------ Data in this exercise ------

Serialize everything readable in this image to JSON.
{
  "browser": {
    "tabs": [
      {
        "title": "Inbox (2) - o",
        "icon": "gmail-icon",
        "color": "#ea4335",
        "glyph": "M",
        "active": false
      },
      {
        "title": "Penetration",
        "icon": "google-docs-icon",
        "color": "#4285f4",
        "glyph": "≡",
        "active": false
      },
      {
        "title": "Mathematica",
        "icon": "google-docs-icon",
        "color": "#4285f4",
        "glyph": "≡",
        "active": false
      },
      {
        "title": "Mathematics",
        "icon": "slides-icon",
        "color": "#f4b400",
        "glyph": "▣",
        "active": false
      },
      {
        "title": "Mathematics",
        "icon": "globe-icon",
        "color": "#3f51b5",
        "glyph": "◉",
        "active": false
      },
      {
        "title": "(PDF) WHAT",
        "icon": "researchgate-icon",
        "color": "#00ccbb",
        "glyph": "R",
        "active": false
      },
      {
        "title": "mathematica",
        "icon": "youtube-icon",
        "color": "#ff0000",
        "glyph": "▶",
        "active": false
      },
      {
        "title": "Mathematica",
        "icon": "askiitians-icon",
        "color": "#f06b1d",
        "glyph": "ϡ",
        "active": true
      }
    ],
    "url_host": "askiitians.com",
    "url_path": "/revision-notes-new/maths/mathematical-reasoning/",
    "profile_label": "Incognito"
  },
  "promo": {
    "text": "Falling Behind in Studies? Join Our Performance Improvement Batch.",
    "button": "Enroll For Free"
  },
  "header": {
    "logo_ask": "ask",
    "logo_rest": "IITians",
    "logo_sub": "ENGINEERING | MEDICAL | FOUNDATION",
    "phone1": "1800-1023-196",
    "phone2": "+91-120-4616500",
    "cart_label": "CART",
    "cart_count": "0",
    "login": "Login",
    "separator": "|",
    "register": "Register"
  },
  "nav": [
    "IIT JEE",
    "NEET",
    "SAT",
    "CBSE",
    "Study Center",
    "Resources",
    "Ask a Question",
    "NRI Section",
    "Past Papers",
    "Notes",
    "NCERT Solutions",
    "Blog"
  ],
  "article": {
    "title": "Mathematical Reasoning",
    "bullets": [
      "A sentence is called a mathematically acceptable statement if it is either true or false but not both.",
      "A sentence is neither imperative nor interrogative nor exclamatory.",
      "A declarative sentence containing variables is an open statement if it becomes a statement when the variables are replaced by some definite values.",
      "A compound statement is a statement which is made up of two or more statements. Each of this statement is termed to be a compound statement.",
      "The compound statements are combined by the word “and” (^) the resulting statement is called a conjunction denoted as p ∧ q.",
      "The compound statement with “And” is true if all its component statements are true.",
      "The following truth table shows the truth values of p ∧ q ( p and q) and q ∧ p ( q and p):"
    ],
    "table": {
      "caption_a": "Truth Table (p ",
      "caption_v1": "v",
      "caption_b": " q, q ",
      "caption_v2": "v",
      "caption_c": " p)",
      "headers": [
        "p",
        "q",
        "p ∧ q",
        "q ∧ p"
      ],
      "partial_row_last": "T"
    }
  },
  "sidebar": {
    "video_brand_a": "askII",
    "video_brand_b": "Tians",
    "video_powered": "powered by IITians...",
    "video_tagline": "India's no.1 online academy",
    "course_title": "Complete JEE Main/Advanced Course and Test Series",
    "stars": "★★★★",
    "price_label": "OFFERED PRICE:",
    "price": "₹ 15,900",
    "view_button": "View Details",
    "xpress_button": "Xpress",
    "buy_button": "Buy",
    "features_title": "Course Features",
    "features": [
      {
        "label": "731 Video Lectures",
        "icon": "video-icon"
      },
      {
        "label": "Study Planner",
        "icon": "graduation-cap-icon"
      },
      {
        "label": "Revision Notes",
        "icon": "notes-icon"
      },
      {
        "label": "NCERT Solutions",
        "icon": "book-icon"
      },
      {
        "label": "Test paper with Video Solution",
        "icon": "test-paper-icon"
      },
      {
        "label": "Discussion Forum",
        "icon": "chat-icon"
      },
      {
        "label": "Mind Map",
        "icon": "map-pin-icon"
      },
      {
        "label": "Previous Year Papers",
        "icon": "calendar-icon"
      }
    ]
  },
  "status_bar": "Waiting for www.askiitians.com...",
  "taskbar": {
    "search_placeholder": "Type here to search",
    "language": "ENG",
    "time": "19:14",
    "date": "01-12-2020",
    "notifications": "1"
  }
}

------

▸ Problem to solve
Where a line in the material above holds "Solutions", copy that line.

▸ Output
    "NCERT Solutions",
        "label": "NCERT Solutions",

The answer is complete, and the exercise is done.